(Items from a figure collection)

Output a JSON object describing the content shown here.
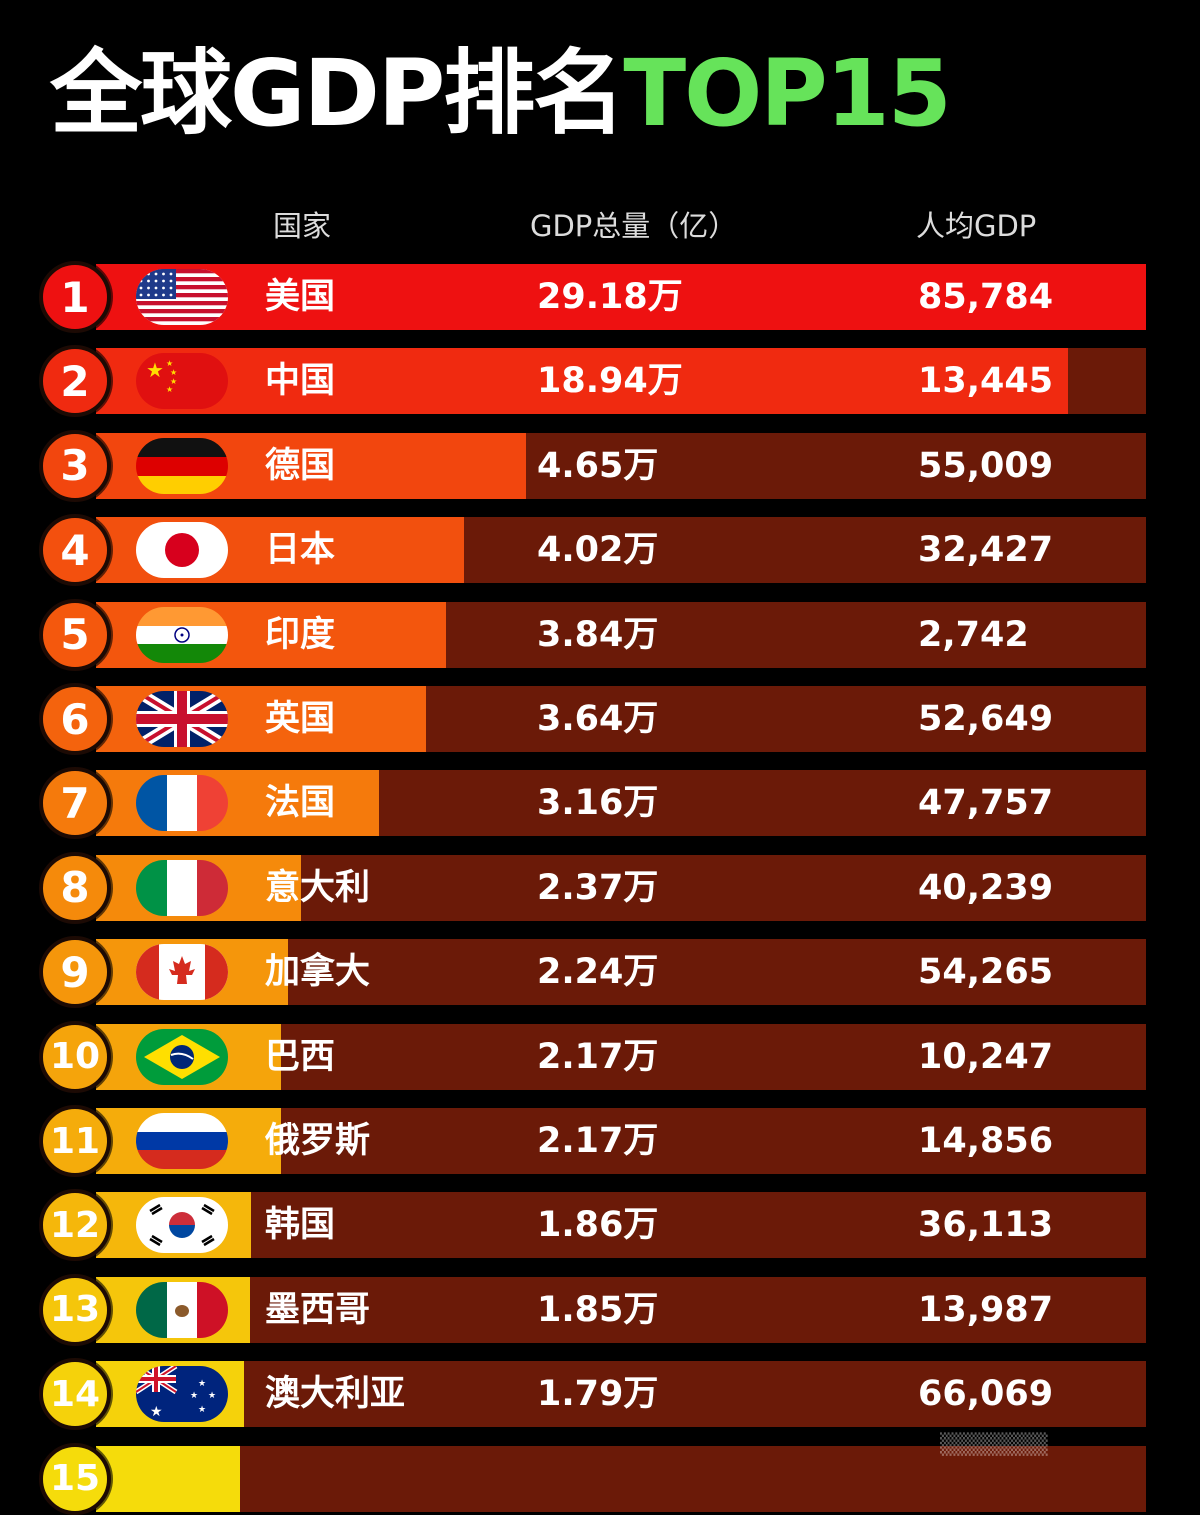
{
  "title": {
    "main": "全球GDP排名",
    "highlight": "TOP15"
  },
  "headers": {
    "country": "国家",
    "gdp": "GDP总量（亿）",
    "per_capita": "人均GDP"
  },
  "colors": {
    "background": "#000000",
    "title_highlight": "#66e35a",
    "track": "#6b1a08",
    "bars": [
      "#ee1111",
      "#f02a10",
      "#f2460e",
      "#f2500e",
      "#f3560d",
      "#f4630d",
      "#f57a0c",
      "#f58a0b",
      "#f5960b",
      "#f5a40b",
      "#f5ac0b",
      "#f5b70b",
      "#f5c60b",
      "#f5d20b",
      "#f5dc0b"
    ]
  },
  "chart_data": {
    "type": "bar",
    "orientation": "horizontal",
    "title": "全球GDP排名TOP15",
    "gdp_unit": "亿",
    "rows": [
      {
        "rank": "1",
        "country": "美国",
        "flag": "usa-flag-icon",
        "gdp": 29.18,
        "gdp_label": "29.18万",
        "per_capita": "85,784"
      },
      {
        "rank": "2",
        "country": "中国",
        "flag": "china-flag-icon",
        "gdp": 18.94,
        "gdp_label": "18.94万",
        "per_capita": "13,445"
      },
      {
        "rank": "3",
        "country": "德国",
        "flag": "germany-flag-icon",
        "gdp": 4.65,
        "gdp_label": "4.65万",
        "per_capita": "55,009"
      },
      {
        "rank": "4",
        "country": "日本",
        "flag": "japan-flag-icon",
        "gdp": 4.02,
        "gdp_label": "4.02万",
        "per_capita": "32,427"
      },
      {
        "rank": "5",
        "country": "印度",
        "flag": "india-flag-icon",
        "gdp": 3.84,
        "gdp_label": "3.84万",
        "per_capita": "2,742"
      },
      {
        "rank": "6",
        "country": "英国",
        "flag": "uk-flag-icon",
        "gdp": 3.64,
        "gdp_label": "3.64万",
        "per_capita": "52,649"
      },
      {
        "rank": "7",
        "country": "法国",
        "flag": "france-flag-icon",
        "gdp": 3.16,
        "gdp_label": "3.16万",
        "per_capita": "47,757"
      },
      {
        "rank": "8",
        "country": "意大利",
        "flag": "italy-flag-icon",
        "gdp": 2.37,
        "gdp_label": "2.37万",
        "per_capita": "40,239"
      },
      {
        "rank": "9",
        "country": "加拿大",
        "flag": "canada-flag-icon",
        "gdp": 2.24,
        "gdp_label": "2.24万",
        "per_capita": "54,265"
      },
      {
        "rank": "10",
        "country": "巴西",
        "flag": "brazil-flag-icon",
        "gdp": 2.17,
        "gdp_label": "2.17万",
        "per_capita": "10,247"
      },
      {
        "rank": "11",
        "country": "俄罗斯",
        "flag": "russia-flag-icon",
        "gdp": 2.17,
        "gdp_label": "2.17万",
        "per_capita": "14,856"
      },
      {
        "rank": "12",
        "country": "韩国",
        "flag": "korea-flag-icon",
        "gdp": 1.86,
        "gdp_label": "1.86万",
        "per_capita": "36,113"
      },
      {
        "rank": "13",
        "country": "墨西哥",
        "flag": "mexico-flag-icon",
        "gdp": 1.85,
        "gdp_label": "1.85万",
        "per_capita": "13,987"
      },
      {
        "rank": "14",
        "country": "澳大利亚",
        "flag": "australia-flag-icon",
        "gdp": 1.79,
        "gdp_label": "1.79万",
        "per_capita": "66,069"
      },
      {
        "rank": "15",
        "country": "",
        "flag": "",
        "gdp": 1.75,
        "gdp_label": "",
        "per_capita": ""
      }
    ]
  }
}
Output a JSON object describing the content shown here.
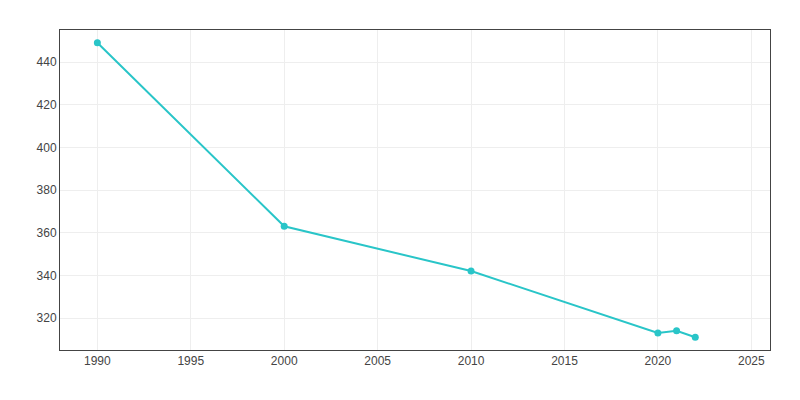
{
  "chart_data": {
    "type": "line",
    "x": [
      1990,
      2000,
      2010,
      2020,
      2021,
      2022
    ],
    "values": [
      449,
      363,
      342,
      313,
      314,
      311
    ],
    "color": "#29c5c8",
    "marker": "circle",
    "xlim": [
      1988,
      2026
    ],
    "ylim": [
      305,
      455
    ],
    "xticks": [
      1990,
      1995,
      2000,
      2005,
      2010,
      2015,
      2020,
      2025
    ],
    "yticks": [
      320,
      340,
      360,
      380,
      400,
      420,
      440
    ],
    "grid": true
  }
}
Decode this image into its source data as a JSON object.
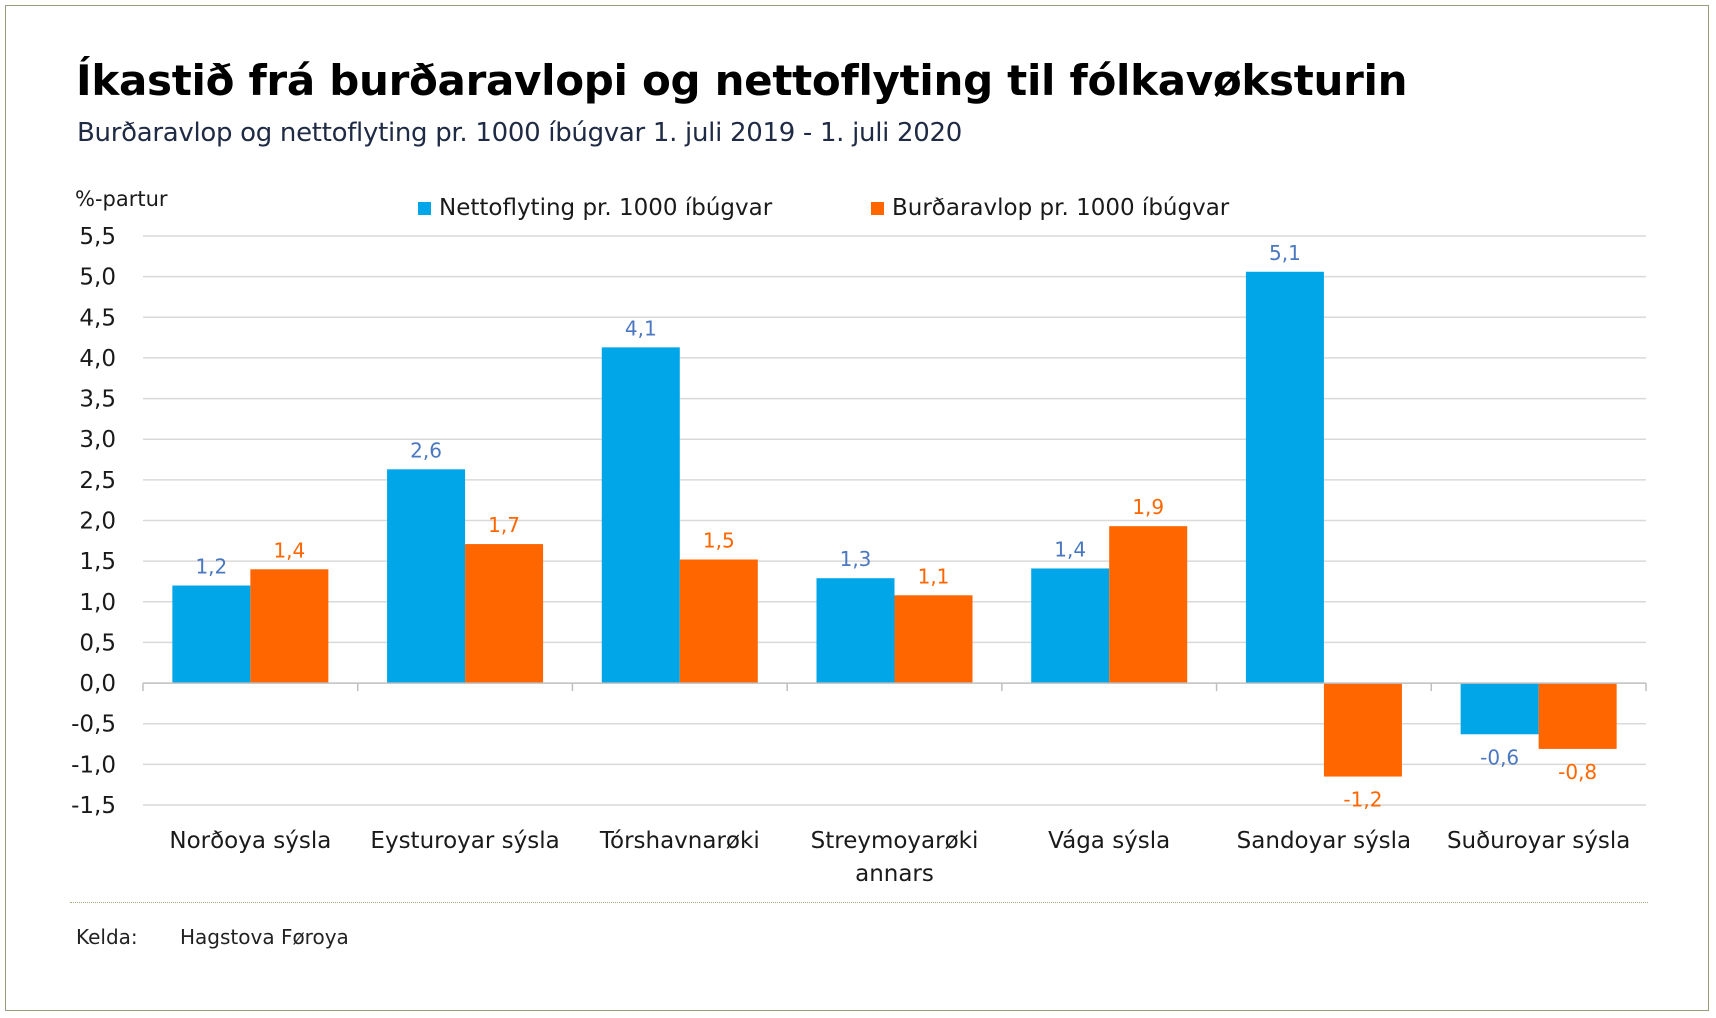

#### Your goal:
Retype the records exactly. Any image in them should not appear in what you write.

#### Task response:
Output a JSON object describing the content shown here.
{
  "title": {
    "main": "全球GDP排名",
    "highlight": "TOP15"
  },
  "headers": {
    "country": "国家",
    "gdp": "GDP总量（亿）",
    "per_capita": "人均GDP"
  },
  "colors": {
    "background": "#000000",
    "title_highlight": "#66e35a",
    "track": "#6b1a08",
    "bars": [
      "#ee1111",
      "#f02a10",
      "#f2460e",
      "#f2500e",
      "#f3560d",
      "#f4630d",
      "#f57a0c",
      "#f58a0b",
      "#f5960b",
      "#f5a40b",
      "#f5ac0b",
      "#f5b70b",
      "#f5c60b",
      "#f5d20b",
      "#f5dc0b"
    ]
  },
  "chart_data": {
    "type": "bar",
    "orientation": "horizontal",
    "title": "全球GDP排名TOP15",
    "gdp_unit": "亿",
    "rows": [
      {
        "rank": "1",
        "country": "美国",
        "flag": "usa-flag-icon",
        "gdp": 29.18,
        "gdp_label": "29.18万",
        "per_capita": "85,784"
      },
      {
        "rank": "2",
        "country": "中国",
        "flag": "china-flag-icon",
        "gdp": 18.94,
        "gdp_label": "18.94万",
        "per_capita": "13,445"
      },
      {
        "rank": "3",
        "country": "德国",
        "flag": "germany-flag-icon",
        "gdp": 4.65,
        "gdp_label": "4.65万",
        "per_capita": "55,009"
      },
      {
        "rank": "4",
        "country": "日本",
        "flag": "japan-flag-icon",
        "gdp": 4.02,
        "gdp_label": "4.02万",
        "per_capita": "32,427"
      },
      {
        "rank": "5",
        "country": "印度",
        "flag": "india-flag-icon",
        "gdp": 3.84,
        "gdp_label": "3.84万",
        "per_capita": "2,742"
      },
      {
        "rank": "6",
        "country": "英国",
        "flag": "uk-flag-icon",
        "gdp": 3.64,
        "gdp_label": "3.64万",
        "per_capita": "52,649"
      },
      {
        "rank": "7",
        "country": "法国",
        "flag": "france-flag-icon",
        "gdp": 3.16,
        "gdp_label": "3.16万",
        "per_capita": "47,757"
      },
      {
        "rank": "8",
        "country": "意大利",
        "flag": "italy-flag-icon",
        "gdp": 2.37,
        "gdp_label": "2.37万",
        "per_capita": "40,239"
      },
      {
        "rank": "9",
        "country": "加拿大",
        "flag": "canada-flag-icon",
        "gdp": 2.24,
        "gdp_label": "2.24万",
        "per_capita": "54,265"
      },
      {
        "rank": "10",
        "country": "巴西",
        "flag": "brazil-flag-icon",
        "gdp": 2.17,
        "gdp_label": "2.17万",
        "per_capita": "10,247"
      },
      {
        "rank": "11",
        "country": "俄罗斯",
        "flag": "russia-flag-icon",
        "gdp": 2.17,
        "gdp_label": "2.17万",
        "per_capita": "14,856"
      },
      {
        "rank": "12",
        "country": "韩国",
        "flag": "korea-flag-icon",
        "gdp": 1.86,
        "gdp_label": "1.86万",
        "per_capita": "36,113"
      },
      {
        "rank": "13",
        "country": "墨西哥",
        "flag": "mexico-flag-icon",
        "gdp": 1.85,
        "gdp_label": "1.85万",
        "per_capita": "13,987"
      },
      {
        "rank": "14",
        "country": "澳大利亚",
        "flag": "australia-flag-icon",
        "gdp": 1.79,
        "gdp_label": "1.79万",
        "per_capita": "66,069"
      },
      {
        "rank": "15",
        "country": "",
        "flag": "",
        "gdp": 1.75,
        "gdp_label": "",
        "per_capita": ""
      }
    ]
  }
}
Output a JSON object describing the content shown here.
{
  "chart_data": {
    "type": "line",
    "x": [
      1990,
      2000,
      2010,
      2020,
      2021,
      2022
    ],
    "values": [
      449,
      363,
      342,
      313,
      314,
      311
    ],
    "color": "#29c5c8",
    "marker": "circle",
    "xlim": [
      1988,
      2026
    ],
    "ylim": [
      305,
      455
    ],
    "xticks": [
      1990,
      1995,
      2000,
      2005,
      2010,
      2015,
      2020,
      2025
    ],
    "yticks": [
      320,
      340,
      360,
      380,
      400,
      420,
      440
    ],
    "grid": true
  }
}
Decode this image into its source data as a JSON object.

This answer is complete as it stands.